STATED EXERCISE: The records below must be copied in full; omit the images.
PROVIDED RECORDS start
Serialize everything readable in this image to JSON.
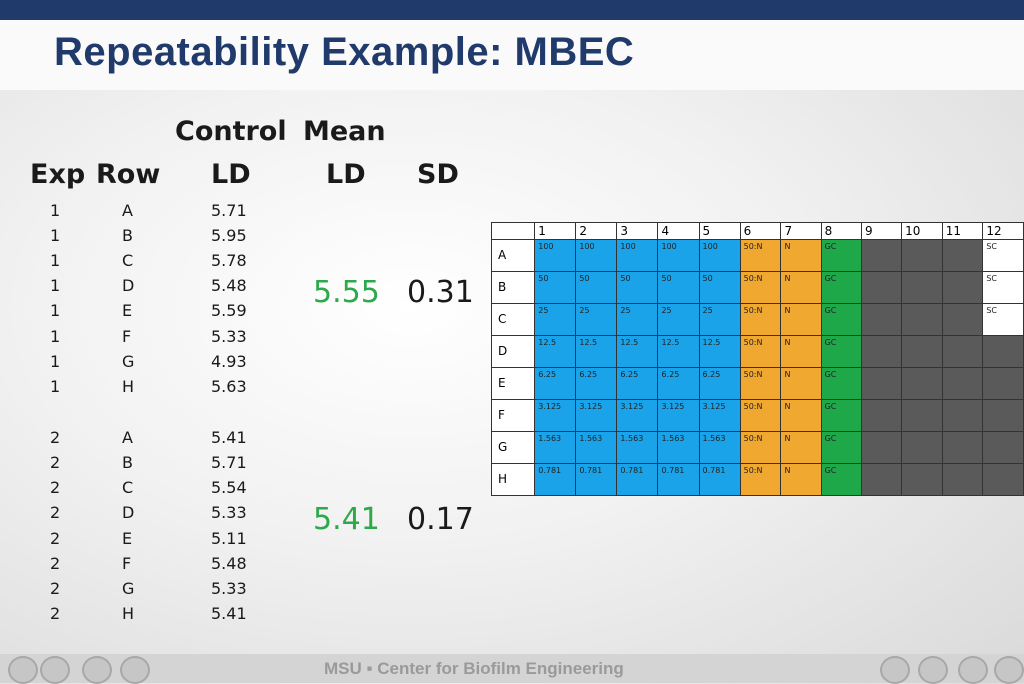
{
  "title": "Repeatability Example: MBEC",
  "headers": {
    "control_top": "Control",
    "mean_top": "Mean",
    "exp": "Exp",
    "row": "Row",
    "control_ld": "LD",
    "mean_ld": "LD",
    "sd": "SD"
  },
  "rows": [
    {
      "exp": "1",
      "row": "A",
      "ld": "5.71"
    },
    {
      "exp": "1",
      "row": "B",
      "ld": "5.95"
    },
    {
      "exp": "1",
      "row": "C",
      "ld": "5.78"
    },
    {
      "exp": "1",
      "row": "D",
      "ld": "5.48"
    },
    {
      "exp": "1",
      "row": "E",
      "ld": "5.59"
    },
    {
      "exp": "1",
      "row": "F",
      "ld": "5.33"
    },
    {
      "exp": "1",
      "row": "G",
      "ld": "4.93"
    },
    {
      "exp": "1",
      "row": "H",
      "ld": "5.63"
    },
    {
      "exp": "2",
      "row": "A",
      "ld": "5.41"
    },
    {
      "exp": "2",
      "row": "B",
      "ld": "5.71"
    },
    {
      "exp": "2",
      "row": "C",
      "ld": "5.54"
    },
    {
      "exp": "2",
      "row": "D",
      "ld": "5.33"
    },
    {
      "exp": "2",
      "row": "E",
      "ld": "5.11"
    },
    {
      "exp": "2",
      "row": "F",
      "ld": "5.48"
    },
    {
      "exp": "2",
      "row": "G",
      "ld": "5.33"
    },
    {
      "exp": "2",
      "row": "H",
      "ld": "5.41"
    }
  ],
  "summary": {
    "exp1": {
      "mean": "5.55",
      "sd": "0.31"
    },
    "exp2": {
      "mean": "5.41",
      "sd": "0.17"
    }
  },
  "plate": {
    "columns": [
      "1",
      "2",
      "3",
      "4",
      "5",
      "6",
      "7",
      "8",
      "9",
      "10",
      "11",
      "12"
    ],
    "row_labels": [
      "A",
      "B",
      "C",
      "D",
      "E",
      "F",
      "G",
      "H"
    ],
    "well_labels": [
      [
        "100",
        "100",
        "100",
        "100",
        "100",
        "50:N",
        "N",
        "GC",
        "",
        "",
        "",
        "SC"
      ],
      [
        "50",
        "50",
        "50",
        "50",
        "50",
        "50:N",
        "N",
        "GC",
        "",
        "",
        "",
        "SC"
      ],
      [
        "25",
        "25",
        "25",
        "25",
        "25",
        "50:N",
        "N",
        "GC",
        "",
        "",
        "",
        "SC"
      ],
      [
        "12.5",
        "12.5",
        "12.5",
        "12.5",
        "12.5",
        "50:N",
        "N",
        "GC",
        "",
        "",
        "",
        ""
      ],
      [
        "6.25",
        "6.25",
        "6.25",
        "6.25",
        "6.25",
        "50:N",
        "N",
        "GC",
        "",
        "",
        "",
        ""
      ],
      [
        "3.125",
        "3.125",
        "3.125",
        "3.125",
        "3.125",
        "50:N",
        "N",
        "GC",
        "",
        "",
        "",
        ""
      ],
      [
        "1.563",
        "1.563",
        "1.563",
        "1.563",
        "1.563",
        "50:N",
        "N",
        "GC",
        "",
        "",
        "",
        ""
      ],
      [
        "0.781",
        "0.781",
        "0.781",
        "0.781",
        "0.781",
        "50:N",
        "N",
        "GC",
        "",
        "",
        "",
        ""
      ]
    ],
    "colors": {
      "dilution": "#1aa3e8",
      "neutralizer": "#f0a830",
      "growth_control": "#1fa84a",
      "empty": "#5a5a5a",
      "sterility_control": "#ffffff"
    }
  },
  "footer": {
    "text": "MSU ▪ Center for Biofilm Engineering"
  }
}
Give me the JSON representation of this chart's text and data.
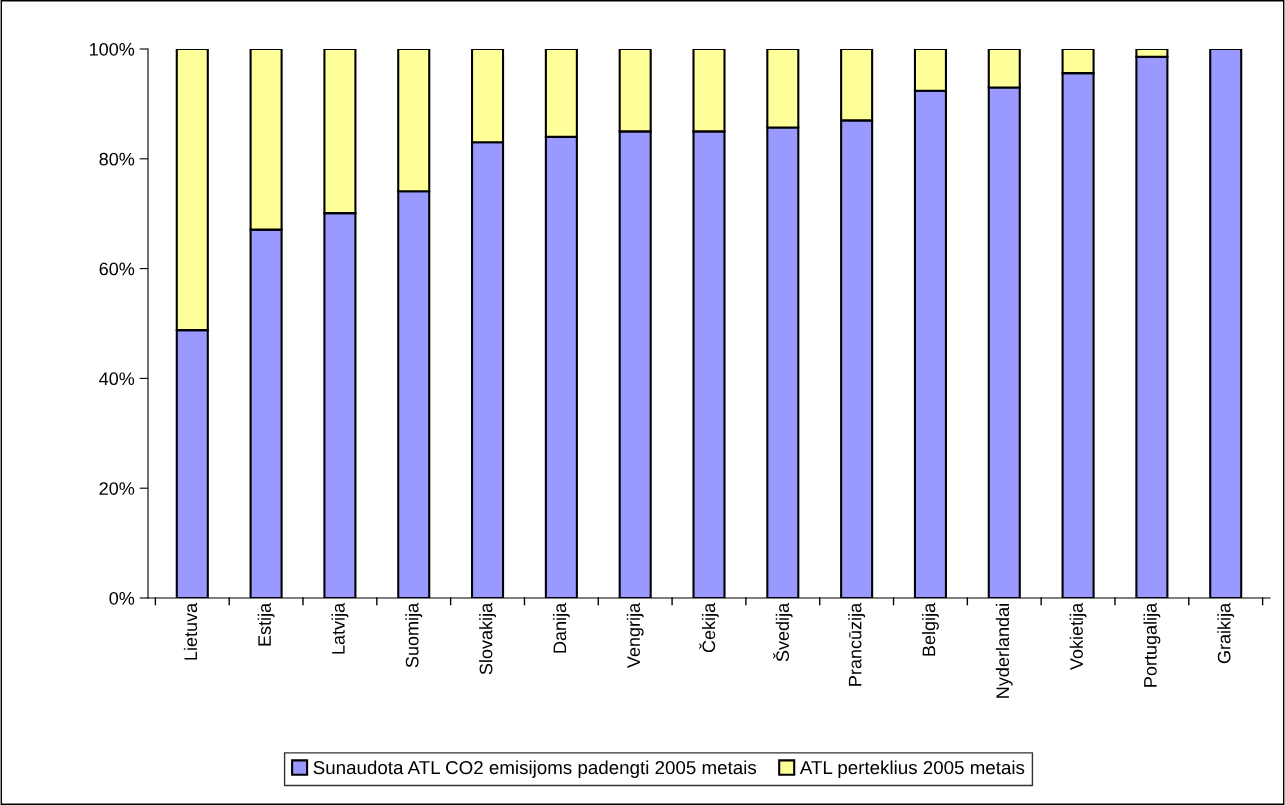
{
  "chart_data": {
    "type": "bar",
    "stacked": true,
    "categories": [
      "Lietuva",
      "Estija",
      "Latvija",
      "Suomija",
      "Slovakija",
      "Danija",
      "Vengrija",
      "Čekija",
      "Švedija",
      "Prancūzija",
      "Belgija",
      "Nyderlandai",
      "Vokietija",
      "Portugalija",
      "Graikija"
    ],
    "series": [
      {
        "name": "Sunaudota ATL CO2 emisijoms padengti 2005 metais",
        "color": "#9999ff",
        "values": [
          48.8,
          67.1,
          70.1,
          74.1,
          83.0,
          84.0,
          85.0,
          85.0,
          85.7,
          87.0,
          92.4,
          93.0,
          95.6,
          98.6,
          100
        ]
      },
      {
        "name": "ATL perteklius 2005 metais",
        "color": "#ffff99",
        "values": [
          51.2,
          32.9,
          29.9,
          25.9,
          17.0,
          16.0,
          15.0,
          15.0,
          14.3,
          13.0,
          7.6,
          7.0,
          4.4,
          1.4,
          0
        ]
      }
    ],
    "ylim": [
      0,
      100
    ],
    "yticks": [
      {
        "value": 0,
        "label": "0%"
      },
      {
        "value": 20,
        "label": "20%"
      },
      {
        "value": 40,
        "label": "40%"
      },
      {
        "value": 60,
        "label": "60%"
      },
      {
        "value": 80,
        "label": "80%"
      },
      {
        "value": 100,
        "label": "100%"
      }
    ],
    "grid": false,
    "legend": "bottom"
  }
}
PROVIDED RECORDS end
ANSWER TO THE PROBLEM:
Serialize everything readable in this image to JSON.
{
  "title": "Repeatability Example: MBEC",
  "headers": {
    "control_top": "Control",
    "mean_top": "Mean",
    "exp": "Exp",
    "row": "Row",
    "control_ld": "LD",
    "mean_ld": "LD",
    "sd": "SD"
  },
  "rows": [
    {
      "exp": "1",
      "row": "A",
      "ld": "5.71"
    },
    {
      "exp": "1",
      "row": "B",
      "ld": "5.95"
    },
    {
      "exp": "1",
      "row": "C",
      "ld": "5.78"
    },
    {
      "exp": "1",
      "row": "D",
      "ld": "5.48"
    },
    {
      "exp": "1",
      "row": "E",
      "ld": "5.59"
    },
    {
      "exp": "1",
      "row": "F",
      "ld": "5.33"
    },
    {
      "exp": "1",
      "row": "G",
      "ld": "4.93"
    },
    {
      "exp": "1",
      "row": "H",
      "ld": "5.63"
    },
    {
      "exp": "2",
      "row": "A",
      "ld": "5.41"
    },
    {
      "exp": "2",
      "row": "B",
      "ld": "5.71"
    },
    {
      "exp": "2",
      "row": "C",
      "ld": "5.54"
    },
    {
      "exp": "2",
      "row": "D",
      "ld": "5.33"
    },
    {
      "exp": "2",
      "row": "E",
      "ld": "5.11"
    },
    {
      "exp": "2",
      "row": "F",
      "ld": "5.48"
    },
    {
      "exp": "2",
      "row": "G",
      "ld": "5.33"
    },
    {
      "exp": "2",
      "row": "H",
      "ld": "5.41"
    }
  ],
  "summary": {
    "exp1": {
      "mean": "5.55",
      "sd": "0.31"
    },
    "exp2": {
      "mean": "5.41",
      "sd": "0.17"
    }
  },
  "plate": {
    "columns": [
      "1",
      "2",
      "3",
      "4",
      "5",
      "6",
      "7",
      "8",
      "9",
      "10",
      "11",
      "12"
    ],
    "row_labels": [
      "A",
      "B",
      "C",
      "D",
      "E",
      "F",
      "G",
      "H"
    ],
    "well_labels": [
      [
        "100",
        "100",
        "100",
        "100",
        "100",
        "50:N",
        "N",
        "GC",
        "",
        "",
        "",
        "SC"
      ],
      [
        "50",
        "50",
        "50",
        "50",
        "50",
        "50:N",
        "N",
        "GC",
        "",
        "",
        "",
        "SC"
      ],
      [
        "25",
        "25",
        "25",
        "25",
        "25",
        "50:N",
        "N",
        "GC",
        "",
        "",
        "",
        "SC"
      ],
      [
        "12.5",
        "12.5",
        "12.5",
        "12.5",
        "12.5",
        "50:N",
        "N",
        "GC",
        "",
        "",
        "",
        ""
      ],
      [
        "6.25",
        "6.25",
        "6.25",
        "6.25",
        "6.25",
        "50:N",
        "N",
        "GC",
        "",
        "",
        "",
        ""
      ],
      [
        "3.125",
        "3.125",
        "3.125",
        "3.125",
        "3.125",
        "50:N",
        "N",
        "GC",
        "",
        "",
        "",
        ""
      ],
      [
        "1.563",
        "1.563",
        "1.563",
        "1.563",
        "1.563",
        "50:N",
        "N",
        "GC",
        "",
        "",
        "",
        ""
      ],
      [
        "0.781",
        "0.781",
        "0.781",
        "0.781",
        "0.781",
        "50:N",
        "N",
        "GC",
        "",
        "",
        "",
        ""
      ]
    ],
    "colors": {
      "dilution": "#1aa3e8",
      "neutralizer": "#f0a830",
      "growth_control": "#1fa84a",
      "empty": "#5a5a5a",
      "sterility_control": "#ffffff"
    }
  },
  "footer": {
    "text": "MSU ▪ Center for Biofilm Engineering"
  }
}
Give me the JSON representation of this chart's text and data.
{
  "chart_data": {
    "type": "bar",
    "stacked": true,
    "categories": [
      "Lietuva",
      "Estija",
      "Latvija",
      "Suomija",
      "Slovakija",
      "Danija",
      "Vengrija",
      "Čekija",
      "Švedija",
      "Prancūzija",
      "Belgija",
      "Nyderlandai",
      "Vokietija",
      "Portugalija",
      "Graikija"
    ],
    "series": [
      {
        "name": "Sunaudota ATL CO2 emisijoms padengti 2005 metais",
        "color": "#9999ff",
        "values": [
          48.8,
          67.1,
          70.1,
          74.1,
          83.0,
          84.0,
          85.0,
          85.0,
          85.7,
          87.0,
          92.4,
          93.0,
          95.6,
          98.6,
          100
        ]
      },
      {
        "name": "ATL perteklius 2005 metais",
        "color": "#ffff99",
        "values": [
          51.2,
          32.9,
          29.9,
          25.9,
          17.0,
          16.0,
          15.0,
          15.0,
          14.3,
          13.0,
          7.6,
          7.0,
          4.4,
          1.4,
          0
        ]
      }
    ],
    "ylim": [
      0,
      100
    ],
    "yticks": [
      {
        "value": 0,
        "label": "0%"
      },
      {
        "value": 20,
        "label": "20%"
      },
      {
        "value": 40,
        "label": "40%"
      },
      {
        "value": 60,
        "label": "60%"
      },
      {
        "value": 80,
        "label": "80%"
      },
      {
        "value": 100,
        "label": "100%"
      }
    ],
    "grid": false,
    "legend": "bottom"
  }
}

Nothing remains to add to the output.